_What needs to be done_
Write out the material below again, unchanged.

#### Entries ####

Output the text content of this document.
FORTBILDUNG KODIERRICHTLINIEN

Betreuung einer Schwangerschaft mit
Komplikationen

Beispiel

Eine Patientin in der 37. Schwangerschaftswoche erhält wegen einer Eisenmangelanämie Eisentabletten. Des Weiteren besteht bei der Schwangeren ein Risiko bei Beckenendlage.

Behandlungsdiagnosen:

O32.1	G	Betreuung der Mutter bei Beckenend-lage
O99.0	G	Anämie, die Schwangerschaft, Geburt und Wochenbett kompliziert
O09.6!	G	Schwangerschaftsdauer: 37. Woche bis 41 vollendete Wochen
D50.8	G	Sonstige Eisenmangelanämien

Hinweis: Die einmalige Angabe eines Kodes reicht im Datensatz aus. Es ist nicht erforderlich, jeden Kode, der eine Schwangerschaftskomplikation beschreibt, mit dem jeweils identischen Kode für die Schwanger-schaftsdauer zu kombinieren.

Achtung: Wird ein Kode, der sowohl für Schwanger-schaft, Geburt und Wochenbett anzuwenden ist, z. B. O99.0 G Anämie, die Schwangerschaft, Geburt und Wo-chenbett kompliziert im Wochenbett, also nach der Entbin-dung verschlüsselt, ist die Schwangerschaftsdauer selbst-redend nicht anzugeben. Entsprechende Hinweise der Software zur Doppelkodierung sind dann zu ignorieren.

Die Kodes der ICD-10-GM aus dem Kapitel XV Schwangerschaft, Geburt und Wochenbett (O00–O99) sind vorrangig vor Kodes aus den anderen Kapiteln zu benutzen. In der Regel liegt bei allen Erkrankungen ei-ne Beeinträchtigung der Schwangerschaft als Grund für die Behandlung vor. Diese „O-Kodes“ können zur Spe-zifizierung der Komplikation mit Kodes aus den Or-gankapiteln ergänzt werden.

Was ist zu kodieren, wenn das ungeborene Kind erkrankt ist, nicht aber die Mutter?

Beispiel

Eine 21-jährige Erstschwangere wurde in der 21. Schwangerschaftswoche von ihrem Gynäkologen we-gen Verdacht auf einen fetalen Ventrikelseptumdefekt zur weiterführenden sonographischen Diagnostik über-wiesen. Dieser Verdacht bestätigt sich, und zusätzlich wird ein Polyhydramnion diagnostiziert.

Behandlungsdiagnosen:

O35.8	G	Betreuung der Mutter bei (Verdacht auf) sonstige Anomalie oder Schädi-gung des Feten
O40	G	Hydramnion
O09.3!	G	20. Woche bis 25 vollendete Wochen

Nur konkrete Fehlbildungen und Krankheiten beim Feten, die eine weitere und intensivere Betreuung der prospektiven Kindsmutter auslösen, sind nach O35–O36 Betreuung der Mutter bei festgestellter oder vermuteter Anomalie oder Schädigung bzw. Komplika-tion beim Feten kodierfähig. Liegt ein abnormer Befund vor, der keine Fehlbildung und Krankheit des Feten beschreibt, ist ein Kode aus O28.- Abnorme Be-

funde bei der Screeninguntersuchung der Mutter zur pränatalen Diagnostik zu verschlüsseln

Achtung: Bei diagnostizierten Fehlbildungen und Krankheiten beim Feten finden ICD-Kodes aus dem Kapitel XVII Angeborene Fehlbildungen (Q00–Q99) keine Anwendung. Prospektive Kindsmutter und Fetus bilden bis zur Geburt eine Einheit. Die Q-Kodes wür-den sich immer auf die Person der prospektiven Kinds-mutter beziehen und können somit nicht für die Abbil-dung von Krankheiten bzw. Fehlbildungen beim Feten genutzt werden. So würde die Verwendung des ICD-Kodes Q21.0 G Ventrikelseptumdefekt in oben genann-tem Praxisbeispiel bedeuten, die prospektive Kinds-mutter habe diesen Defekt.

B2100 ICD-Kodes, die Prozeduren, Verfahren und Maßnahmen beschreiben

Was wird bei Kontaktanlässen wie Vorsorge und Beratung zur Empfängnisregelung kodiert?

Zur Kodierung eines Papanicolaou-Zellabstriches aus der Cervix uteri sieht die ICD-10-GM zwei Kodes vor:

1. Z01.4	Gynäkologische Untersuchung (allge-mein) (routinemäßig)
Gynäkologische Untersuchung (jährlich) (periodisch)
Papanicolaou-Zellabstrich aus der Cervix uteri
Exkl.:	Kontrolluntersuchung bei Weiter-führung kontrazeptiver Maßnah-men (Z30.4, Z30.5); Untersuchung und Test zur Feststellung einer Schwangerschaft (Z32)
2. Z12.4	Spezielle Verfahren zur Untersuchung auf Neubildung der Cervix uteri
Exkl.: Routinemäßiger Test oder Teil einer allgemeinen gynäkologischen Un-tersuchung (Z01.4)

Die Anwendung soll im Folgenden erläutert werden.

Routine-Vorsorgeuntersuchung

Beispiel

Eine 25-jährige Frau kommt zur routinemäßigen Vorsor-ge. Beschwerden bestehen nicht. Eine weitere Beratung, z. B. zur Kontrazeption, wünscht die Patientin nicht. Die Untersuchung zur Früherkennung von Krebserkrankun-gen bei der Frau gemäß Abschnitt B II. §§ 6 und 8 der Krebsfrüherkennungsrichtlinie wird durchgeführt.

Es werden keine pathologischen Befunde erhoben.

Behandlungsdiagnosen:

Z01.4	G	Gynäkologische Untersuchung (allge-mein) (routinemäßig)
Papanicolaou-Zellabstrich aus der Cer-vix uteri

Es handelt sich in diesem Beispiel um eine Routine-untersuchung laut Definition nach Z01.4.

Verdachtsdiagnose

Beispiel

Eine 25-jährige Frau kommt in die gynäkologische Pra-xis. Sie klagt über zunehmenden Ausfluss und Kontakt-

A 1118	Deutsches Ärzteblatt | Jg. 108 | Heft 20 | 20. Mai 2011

####

_Task response_
Output the text content of this document.
FORTBILDUNG KODIERRICHTLINIEN

Betreuung einer Schwangerschaft mit
Komplikationen

Beispiel

Eine Patientin in der 37. Schwangerschaftswoche erhält wegen einer Eisenmangelanämie Eisentabletten. Des Weiteren besteht bei der Schwangeren ein Risiko bei Beckenendlage.

Behandlungsdiagnosen:

O32.1	G	Betreuung der Mutter bei Beckenend-lage
O99.0	G	Anämie, die Schwangerschaft, Geburt und Wochenbett kompliziert
O09.6!	G	Schwangerschaftsdauer: 37. Woche bis 41 vollendete Wochen
D50.8	G	Sonstige Eisenmangelanämien

Hinweis: Die einmalige Angabe eines Kodes reicht im Datensatz aus. Es ist nicht erforderlich, jeden Kode, der eine Schwangerschaftskomplikation beschreibt, mit dem jeweils identischen Kode für die Schwanger-schaftsdauer zu kombinieren.

Achtung: Wird ein Kode, der sowohl für Schwanger-schaft, Geburt und Wochenbett anzuwenden ist, z. B. O99.0 G Anämie, die Schwangerschaft, Geburt und Wo-chenbett kompliziert im Wochenbett, also nach der Entbin-dung verschlüsselt, ist die Schwangerschaftsdauer selbst-redend nicht anzugeben. Entsprechende Hinweise der Software zur Doppelkodierung sind dann zu ignorieren.

Die Kodes der ICD-10-GM aus dem Kapitel XV Schwangerschaft, Geburt und Wochenbett (O00–O99) sind vorrangig vor Kodes aus den anderen Kapiteln zu benutzen. In der Regel liegt bei allen Erkrankungen ei-ne Beeinträchtigung der Schwangerschaft als Grund für die Behandlung vor. Diese „O-Kodes“ können zur Spe-zifizierung der Komplikation mit Kodes aus den Or-gankapiteln ergänzt werden.

Was ist zu kodieren, wenn das ungeborene Kind erkrankt ist, nicht aber die Mutter?

Beispiel

Eine 21-jährige Erstschwangere wurde in der 21. Schwangerschaftswoche von ihrem Gynäkologen we-gen Verdacht auf einen fetalen Ventrikelseptumdefekt zur weiterführenden sonographischen Diagnostik über-wiesen. Dieser Verdacht bestätigt sich, und zusätzlich wird ein Polyhydramnion diagnostiziert.

Behandlungsdiagnosen:

O35.8	G	Betreuung der Mutter bei (Verdacht auf) sonstige Anomalie oder Schädi-gung des Feten
O40	G	Hydramnion
O09.3!	G	20. Woche bis 25 vollendete Wochen

Nur konkrete Fehlbildungen und Krankheiten beim Feten, die eine weitere und intensivere Betreuung der prospektiven Kindsmutter auslösen, sind nach O35–O36 Betreuung der Mutter bei festgestellter oder vermuteter Anomalie oder Schädigung bzw. Komplika-tion beim Feten kodierfähig. Liegt ein abnormer Befund vor, der keine Fehlbildung und Krankheit des Feten beschreibt, ist ein Kode aus O28.- Abnorme Be-

funde bei der Screeninguntersuchung der Mutter zur pränatalen Diagnostik zu verschlüsseln

Achtung: Bei diagnostizierten Fehlbildungen und Krankheiten beim Feten finden ICD-Kodes aus dem Kapitel XVII Angeborene Fehlbildungen (Q00–Q99) keine Anwendung. Prospektive Kindsmutter und Fetus bilden bis zur Geburt eine Einheit. Die Q-Kodes wür-den sich immer auf die Person der prospektiven Kinds-mutter beziehen und können somit nicht für die Abbil-dung von Krankheiten bzw. Fehlbildungen beim Feten genutzt werden. So würde die Verwendung des ICD-Kodes Q21.0 G Ventrikelseptumdefekt in oben genann-tem Praxisbeispiel bedeuten, die prospektive Kinds-mutter habe diesen Defekt.

B2100 ICD-Kodes, die Prozeduren, Verfahren und Maßnahmen beschreiben

Was wird bei Kontaktanlässen wie Vorsorge und Beratung zur Empfängnisregelung kodiert?

Zur Kodierung eines Papanicolaou-Zellabstriches aus der Cervix uteri sieht die ICD-10-GM zwei Kodes vor:

1. Z01.4	Gynäkologische Untersuchung (allge-mein) (routinemäßig)
Gynäkologische Untersuchung (jährlich) (periodisch)
Papanicolaou-Zellabstrich aus der Cervix uteri
Exkl.:	Kontrolluntersuchung bei Weiter-führung kontrazeptiver Maßnah-men (Z30.4, Z30.5); Untersuchung und Test zur Feststellung einer Schwangerschaft (Z32)
2. Z12.4	Spezielle Verfahren zur Untersuchung auf Neubildung der Cervix uteri
Exkl.: Routinemäßiger Test oder Teil einer allgemeinen gynäkologischen Un-tersuchung (Z01.4)

Die Anwendung soll im Folgenden erläutert werden.

Routine-Vorsorgeuntersuchung

Beispiel

Eine 25-jährige Frau kommt zur routinemäßigen Vorsor-ge. Beschwerden bestehen nicht. Eine weitere Beratung, z. B. zur Kontrazeption, wünscht die Patientin nicht. Die Untersuchung zur Früherkennung von Krebserkrankun-gen bei der Frau gemäß Abschnitt B II. §§ 6 und 8 der Krebsfrüherkennungsrichtlinie wird durchgeführt.

Es werden keine pathologischen Befunde erhoben.

Behandlungsdiagnosen:

Z01.4	G	Gynäkologische Untersuchung (allge-mein) (routinemäßig)
Papanicolaou-Zellabstrich aus der Cer-vix uteri

Es handelt sich in diesem Beispiel um eine Routine-untersuchung laut Definition nach Z01.4.

Verdachtsdiagnose

Beispiel

Eine 25-jährige Frau kommt in die gynäkologische Pra-xis. Sie klagt über zunehmenden Ausfluss und Kontakt-

A 1118	Deutsches Ärzteblatt | Jg. 108 | Heft 20 | 20. Mai 2011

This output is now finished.